• [Requirement] Take all the material and copy it exactly.

• [Input for this task]
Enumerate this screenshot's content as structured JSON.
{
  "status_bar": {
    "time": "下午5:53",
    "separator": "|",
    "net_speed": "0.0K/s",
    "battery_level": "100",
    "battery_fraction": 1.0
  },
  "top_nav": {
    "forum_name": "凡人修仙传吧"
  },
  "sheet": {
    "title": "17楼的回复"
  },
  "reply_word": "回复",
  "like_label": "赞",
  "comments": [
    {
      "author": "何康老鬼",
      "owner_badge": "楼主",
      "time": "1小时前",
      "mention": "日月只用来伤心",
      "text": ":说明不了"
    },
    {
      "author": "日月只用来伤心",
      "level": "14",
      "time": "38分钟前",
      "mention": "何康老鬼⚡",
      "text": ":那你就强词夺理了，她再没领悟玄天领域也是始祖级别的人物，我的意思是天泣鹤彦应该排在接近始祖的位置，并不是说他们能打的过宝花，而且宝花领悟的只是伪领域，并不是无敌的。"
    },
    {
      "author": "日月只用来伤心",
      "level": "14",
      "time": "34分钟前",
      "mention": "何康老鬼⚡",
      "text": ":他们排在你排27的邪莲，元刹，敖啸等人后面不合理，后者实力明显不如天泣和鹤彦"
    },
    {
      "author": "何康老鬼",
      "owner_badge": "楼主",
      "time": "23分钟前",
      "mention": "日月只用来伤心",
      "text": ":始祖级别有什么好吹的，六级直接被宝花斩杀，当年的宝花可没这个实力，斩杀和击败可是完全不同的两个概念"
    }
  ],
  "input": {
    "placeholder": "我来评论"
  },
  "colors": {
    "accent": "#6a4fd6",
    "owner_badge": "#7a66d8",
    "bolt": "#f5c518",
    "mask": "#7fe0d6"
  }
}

• [Reply]
Enumerate this screenshot's content as structured JSON.
{
  "status_bar": {
    "time": "下午5:53",
    "separator": "|",
    "net_speed": "0.0K/s",
    "battery_level": "100",
    "battery_fraction": 1.0
  },
  "top_nav": {
    "forum_name": "凡人修仙传吧"
  },
  "sheet": {
    "title": "17楼的回复"
  },
  "reply_word": "回复",
  "like_label": "赞",
  "comments": [
    {
      "author": "何康老鬼",
      "owner_badge": "楼主",
      "time": "1小时前",
      "mention": "日月只用来伤心",
      "text": ":说明不了"
    },
    {
      "author": "日月只用来伤心",
      "level": "14",
      "time": "38分钟前",
      "mention": "何康老鬼⚡",
      "text": ":那你就强词夺理了，她再没领悟玄天领域也是始祖级别的人物，我的意思是天泣鹤彦应该排在接近始祖的位置，并不是说他们能打的过宝花，而且宝花领悟的只是伪领域，并不是无敌的。"
    },
    {
      "author": "日月只用来伤心",
      "level": "14",
      "time": "34分钟前",
      "mention": "何康老鬼⚡",
      "text": ":他们排在你排27的邪莲，元刹，敖啸等人后面不合理，后者实力明显不如天泣和鹤彦"
    },
    {
      "author": "何康老鬼",
      "owner_badge": "楼主",
      "time": "23分钟前",
      "mention": "日月只用来伤心",
      "text": ":始祖级别有什么好吹的，六级直接被宝花斩杀，当年的宝花可没这个实力，斩杀和击败可是完全不同的两个概念"
    }
  ],
  "input": {
    "placeholder": "我来评论"
  },
  "colors": {
    "accent": "#6a4fd6",
    "owner_badge": "#7a66d8",
    "bolt": "#f5c518",
    "mask": "#7fe0d6"
  }
}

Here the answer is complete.